■ Written instruction
Rewrite all of the following material with "Patent image size" replaced by "Drawing dimensions" and everything else left unchanged.

■ Provided material
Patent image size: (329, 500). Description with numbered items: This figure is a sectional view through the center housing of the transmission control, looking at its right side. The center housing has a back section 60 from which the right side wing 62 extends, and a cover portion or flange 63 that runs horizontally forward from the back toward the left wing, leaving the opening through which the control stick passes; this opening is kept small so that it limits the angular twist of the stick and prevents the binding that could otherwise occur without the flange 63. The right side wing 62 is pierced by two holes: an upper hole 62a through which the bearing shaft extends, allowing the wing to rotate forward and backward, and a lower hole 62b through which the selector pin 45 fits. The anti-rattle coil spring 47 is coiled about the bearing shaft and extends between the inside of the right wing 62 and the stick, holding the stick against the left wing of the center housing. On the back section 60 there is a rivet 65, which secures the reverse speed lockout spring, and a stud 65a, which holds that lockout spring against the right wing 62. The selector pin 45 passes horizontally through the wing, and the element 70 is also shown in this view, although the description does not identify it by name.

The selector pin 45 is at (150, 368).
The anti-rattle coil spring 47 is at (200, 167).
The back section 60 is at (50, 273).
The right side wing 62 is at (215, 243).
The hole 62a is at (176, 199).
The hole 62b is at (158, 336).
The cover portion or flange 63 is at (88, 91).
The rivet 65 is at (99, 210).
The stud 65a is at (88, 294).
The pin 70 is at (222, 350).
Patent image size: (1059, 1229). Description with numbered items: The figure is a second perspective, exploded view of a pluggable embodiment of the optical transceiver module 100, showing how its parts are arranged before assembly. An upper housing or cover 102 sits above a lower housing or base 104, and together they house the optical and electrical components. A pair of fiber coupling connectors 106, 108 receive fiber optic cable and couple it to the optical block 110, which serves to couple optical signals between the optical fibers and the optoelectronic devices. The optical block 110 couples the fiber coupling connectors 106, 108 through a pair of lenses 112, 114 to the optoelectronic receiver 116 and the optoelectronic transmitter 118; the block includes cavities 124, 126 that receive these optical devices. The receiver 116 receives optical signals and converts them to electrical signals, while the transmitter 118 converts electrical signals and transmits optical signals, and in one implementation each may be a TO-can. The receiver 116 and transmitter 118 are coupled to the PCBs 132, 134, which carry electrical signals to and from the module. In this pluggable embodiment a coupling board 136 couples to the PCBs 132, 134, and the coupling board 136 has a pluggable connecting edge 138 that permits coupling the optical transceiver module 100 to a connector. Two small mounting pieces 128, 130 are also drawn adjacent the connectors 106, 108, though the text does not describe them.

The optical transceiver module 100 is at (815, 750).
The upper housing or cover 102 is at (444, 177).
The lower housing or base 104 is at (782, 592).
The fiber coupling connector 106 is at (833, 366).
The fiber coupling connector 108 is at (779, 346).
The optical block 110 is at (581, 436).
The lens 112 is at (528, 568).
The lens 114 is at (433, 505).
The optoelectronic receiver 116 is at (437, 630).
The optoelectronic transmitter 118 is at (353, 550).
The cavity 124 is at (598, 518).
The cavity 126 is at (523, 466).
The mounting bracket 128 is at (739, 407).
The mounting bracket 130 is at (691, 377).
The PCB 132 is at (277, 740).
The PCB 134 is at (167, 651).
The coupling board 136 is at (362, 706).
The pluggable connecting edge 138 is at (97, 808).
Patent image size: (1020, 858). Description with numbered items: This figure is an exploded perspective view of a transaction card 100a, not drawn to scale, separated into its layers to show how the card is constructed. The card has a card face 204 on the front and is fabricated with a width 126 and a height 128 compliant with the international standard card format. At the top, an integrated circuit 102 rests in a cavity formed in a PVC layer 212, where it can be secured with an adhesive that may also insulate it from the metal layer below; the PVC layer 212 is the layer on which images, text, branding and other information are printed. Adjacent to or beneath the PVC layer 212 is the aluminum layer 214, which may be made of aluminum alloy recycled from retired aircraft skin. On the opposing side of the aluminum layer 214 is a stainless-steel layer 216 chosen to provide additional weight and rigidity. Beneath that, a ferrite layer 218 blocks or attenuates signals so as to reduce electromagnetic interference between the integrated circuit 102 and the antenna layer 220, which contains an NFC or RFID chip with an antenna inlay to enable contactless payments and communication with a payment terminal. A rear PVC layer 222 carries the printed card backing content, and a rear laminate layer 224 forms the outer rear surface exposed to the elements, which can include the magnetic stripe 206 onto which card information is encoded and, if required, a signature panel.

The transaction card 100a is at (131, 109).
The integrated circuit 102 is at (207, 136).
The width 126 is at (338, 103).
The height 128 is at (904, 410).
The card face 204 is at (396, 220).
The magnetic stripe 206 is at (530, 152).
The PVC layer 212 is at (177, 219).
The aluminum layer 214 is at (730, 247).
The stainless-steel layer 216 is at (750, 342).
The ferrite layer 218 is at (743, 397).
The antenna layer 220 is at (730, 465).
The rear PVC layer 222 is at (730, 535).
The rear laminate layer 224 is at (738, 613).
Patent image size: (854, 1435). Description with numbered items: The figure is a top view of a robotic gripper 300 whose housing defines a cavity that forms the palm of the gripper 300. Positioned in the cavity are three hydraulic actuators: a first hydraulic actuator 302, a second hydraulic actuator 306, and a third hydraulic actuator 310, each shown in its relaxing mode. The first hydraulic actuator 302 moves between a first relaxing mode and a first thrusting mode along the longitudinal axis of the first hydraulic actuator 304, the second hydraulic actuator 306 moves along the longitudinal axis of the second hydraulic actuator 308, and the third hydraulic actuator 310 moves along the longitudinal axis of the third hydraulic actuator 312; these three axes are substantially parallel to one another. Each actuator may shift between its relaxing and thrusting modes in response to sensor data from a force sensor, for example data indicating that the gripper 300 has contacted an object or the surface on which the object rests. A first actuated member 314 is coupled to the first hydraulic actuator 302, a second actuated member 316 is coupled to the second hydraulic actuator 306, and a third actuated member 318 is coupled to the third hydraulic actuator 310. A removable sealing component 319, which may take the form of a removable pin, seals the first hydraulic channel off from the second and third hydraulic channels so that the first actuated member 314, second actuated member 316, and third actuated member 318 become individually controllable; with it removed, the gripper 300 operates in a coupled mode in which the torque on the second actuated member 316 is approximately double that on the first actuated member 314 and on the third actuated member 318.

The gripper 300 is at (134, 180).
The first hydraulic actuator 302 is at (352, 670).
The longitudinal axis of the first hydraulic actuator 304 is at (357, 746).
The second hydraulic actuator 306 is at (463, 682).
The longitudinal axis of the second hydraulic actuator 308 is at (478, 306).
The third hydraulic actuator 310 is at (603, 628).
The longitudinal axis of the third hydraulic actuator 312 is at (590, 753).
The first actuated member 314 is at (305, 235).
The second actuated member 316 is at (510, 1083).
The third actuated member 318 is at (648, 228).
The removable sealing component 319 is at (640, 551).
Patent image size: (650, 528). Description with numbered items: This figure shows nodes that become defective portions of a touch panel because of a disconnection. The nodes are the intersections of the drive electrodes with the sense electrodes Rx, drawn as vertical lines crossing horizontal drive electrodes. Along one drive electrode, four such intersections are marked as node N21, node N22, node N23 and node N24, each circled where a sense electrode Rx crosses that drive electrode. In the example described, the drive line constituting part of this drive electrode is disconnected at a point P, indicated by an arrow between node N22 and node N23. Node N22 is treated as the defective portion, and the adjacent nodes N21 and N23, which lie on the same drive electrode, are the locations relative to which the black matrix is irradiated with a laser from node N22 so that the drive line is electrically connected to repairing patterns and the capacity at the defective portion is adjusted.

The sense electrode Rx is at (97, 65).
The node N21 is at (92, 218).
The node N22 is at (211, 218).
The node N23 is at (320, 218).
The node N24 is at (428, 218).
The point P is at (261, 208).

■ Solution for this task
Drawing dimensions: (329, 500). Description with numbered items: This figure is a sectional view through the center housing of the transmission control, looking at its right side. The center housing has a back section 60 from which the right side wing 62 extends, and a cover portion or flange 63 that runs horizontally forward from the back toward the left wing, leaving the opening through which the control stick passes; this opening is kept small so that it limits the angular twist of the stick and prevents the binding that could otherwise occur without the flange 63. The right side wing 62 is pierced by two holes: an upper hole 62a through which the bearing shaft extends, allowing the wing to rotate forward and backward, and a lower hole 62b through which the selector pin 45 fits. The anti-rattle coil spring 47 is coiled about the bearing shaft and extends between the inside of the right wing 62 and the stick, holding the stick against the left wing of the center housing. On the back section 60 there is a rivet 65, which secures the reverse speed lockout spring, and a stud 65a, which holds that lockout spring against the right wing 62. The selector pin 45 passes horizontally through the wing, and the element 70 is also shown in this view, although the description does not identify it by name.

The selector pin 45 is at (150, 368).
The anti-rattle coil spring 47 is at (200, 167).
The back section 60 is at (50, 273).
The right side wing 62 is at (215, 243).
The hole 62a is at (176, 199).
The hole 62b is at (158, 336).
The cover portion or flange 63 is at (88, 91).
The rivet 65 is at (99, 210).
The stud 65a is at (88, 294).
The pin 70 is at (222, 350).
Drawing dimensions: (1059, 1229). Description with numbered items: The figure is a second perspective, exploded view of a pluggable embodiment of the optical transceiver module 100, showing how its parts are arranged before assembly. An upper housing or cover 102 sits above a lower housing or base 104, and together they house the optical and electrical components. A pair of fiber coupling connectors 106, 108 receive fiber optic cable and couple it to the optical block 110, which serves to couple optical signals between the optical fibers and the optoelectronic devices. The optical block 110 couples the fiber coupling connectors 106, 108 through a pair of lenses 112, 114 to the optoelectronic receiver 116 and the optoelectronic transmitter 118; the block includes cavities 124, 126 that receive these optical devices. The receiver 116 receives optical signals and converts them to electrical signals, while the transmitter 118 converts electrical signals and transmits optical signals, and in one implementation each may be a TO-can. The receiver 116 and transmitter 118 are coupled to the PCBs 132, 134, which carry electrical signals to and from the module. In this pluggable embodiment a coupling board 136 couples to the PCBs 132, 134, and the coupling board 136 has a pluggable connecting edge 138 that permits coupling the optical transceiver module 100 to a connector. Two small mounting pieces 128, 130 are also drawn adjacent the connectors 106, 108, though the text does not describe them.

The optical transceiver module 100 is at (815, 750).
The upper housing or cover 102 is at (444, 177).
The lower housing or base 104 is at (782, 592).
The fiber coupling connector 106 is at (833, 366).
The fiber coupling connector 108 is at (779, 346).
The optical block 110 is at (581, 436).
The lens 112 is at (528, 568).
The lens 114 is at (433, 505).
The optoelectronic receiver 116 is at (437, 630).
The optoelectronic transmitter 118 is at (353, 550).
The cavity 124 is at (598, 518).
The cavity 126 is at (523, 466).
The mounting bracket 128 is at (739, 407).
The mounting bracket 130 is at (691, 377).
The PCB 132 is at (277, 740).
The PCB 134 is at (167, 651).
The coupling board 136 is at (362, 706).
The pluggable connecting edge 138 is at (97, 808).
Drawing dimensions: (1020, 858). Description with numbered items: This figure is an exploded perspective view of a transaction card 100a, not drawn to scale, separated into its layers to show how the card is constructed. The card has a card face 204 on the front and is fabricated with a width 126 and a height 128 compliant with the international standard card format. At the top, an integrated circuit 102 rests in a cavity formed in a PVC layer 212, where it can be secured with an adhesive that may also insulate it from the metal layer below; the PVC layer 212 is the layer on which images, text, branding and other information are printed. Adjacent to or beneath the PVC layer 212 is the aluminum layer 214, which may be made of aluminum alloy recycled from retired aircraft skin. On the opposing side of the aluminum layer 214 is a stainless-steel layer 216 chosen to provide additional weight and rigidity. Beneath that, a ferrite layer 218 blocks or attenuates signals so as to reduce electromagnetic interference between the integrated circuit 102 and the antenna layer 220, which contains an NFC or RFID chip with an antenna inlay to enable contactless payments and communication with a payment terminal. A rear PVC layer 222 carries the printed card backing content, and a rear laminate layer 224 forms the outer rear surface exposed to the elements, which can include the magnetic stripe 206 onto which card information is encoded and, if required, a signature panel.

The transaction card 100a is at (131, 109).
The integrated circuit 102 is at (207, 136).
The width 126 is at (338, 103).
The height 128 is at (904, 410).
The card face 204 is at (396, 220).
The magnetic stripe 206 is at (530, 152).
The PVC layer 212 is at (177, 219).
The aluminum layer 214 is at (730, 247).
The stainless-steel layer 216 is at (750, 342).
The ferrite layer 218 is at (743, 397).
The antenna layer 220 is at (730, 465).
The rear PVC layer 222 is at (730, 535).
The rear laminate layer 224 is at (738, 613).
Drawing dimensions: (854, 1435). Description with numbered items: The figure is a top view of a robotic gripper 300 whose housing defines a cavity that forms the palm of the gripper 300. Positioned in the cavity are three hydraulic actuators: a first hydraulic actuator 302, a second hydraulic actuator 306, and a third hydraulic actuator 310, each shown in its relaxing mode. The first hydraulic actuator 302 moves between a first relaxing mode and a first thrusting mode along the longitudinal axis of the first hydraulic actuator 304, the second hydraulic actuator 306 moves along the longitudinal axis of the second hydraulic actuator 308, and the third hydraulic actuator 310 moves along the longitudinal axis of the third hydraulic actuator 312; these three axes are substantially parallel to one another. Each actuator may shift between its relaxing and thrusting modes in response to sensor data from a force sensor, for example data indicating that the gripper 300 has contacted an object or the surface on which the object rests. A first actuated member 314 is coupled to the first hydraulic actuator 302, a second actuated member 316 is coupled to the second hydraulic actuator 306, and a third actuated member 318 is coupled to the third hydraulic actuator 310. A removable sealing component 319, which may take the form of a removable pin, seals the first hydraulic channel off from the second and third hydraulic channels so that the first actuated member 314, second actuated member 316, and third actuated member 318 become individually controllable; with it removed, the gripper 300 operates in a coupled mode in which the torque on the second actuated member 316 is approximately double that on the first actuated member 314 and on the third actuated member 318.

The gripper 300 is at (134, 180).
The first hydraulic actuator 302 is at (352, 670).
The longitudinal axis of the first hydraulic actuator 304 is at (357, 746).
The second hydraulic actuator 306 is at (463, 682).
The longitudinal axis of the second hydraulic actuator 308 is at (478, 306).
The third hydraulic actuator 310 is at (603, 628).
The longitudinal axis of the third hydraulic actuator 312 is at (590, 753).
The first actuated member 314 is at (305, 235).
The second actuated member 316 is at (510, 1083).
The third actuated member 318 is at (648, 228).
The removable sealing component 319 is at (640, 551).
Drawing dimensions: (650, 528). Description with numbered items: This figure shows nodes that become defective portions of a touch panel because of a disconnection. The nodes are the intersections of the drive electrodes with the sense electrodes Rx, drawn as vertical lines crossing horizontal drive electrodes. Along one drive electrode, four such intersections are marked as node N21, node N22, node N23 and node N24, each circled where a sense electrode Rx crosses that drive electrode. In the example described, the drive line constituting part of this drive electrode is disconnected at a point P, indicated by an arrow between node N22 and node N23. Node N22 is treated as the defective portion, and the adjacent nodes N21 and N23, which lie on the same drive electrode, are the locations relative to which the black matrix is irradiated with a laser from node N22 so that the drive line is electrically connected to repairing patterns and the capacity at the defective portion is adjusted.

The sense electrode Rx is at (97, 65).
The node N21 is at (92, 218).
The node N22 is at (211, 218).
The node N23 is at (320, 218).
The node N24 is at (428, 218).
The point P is at (261, 208).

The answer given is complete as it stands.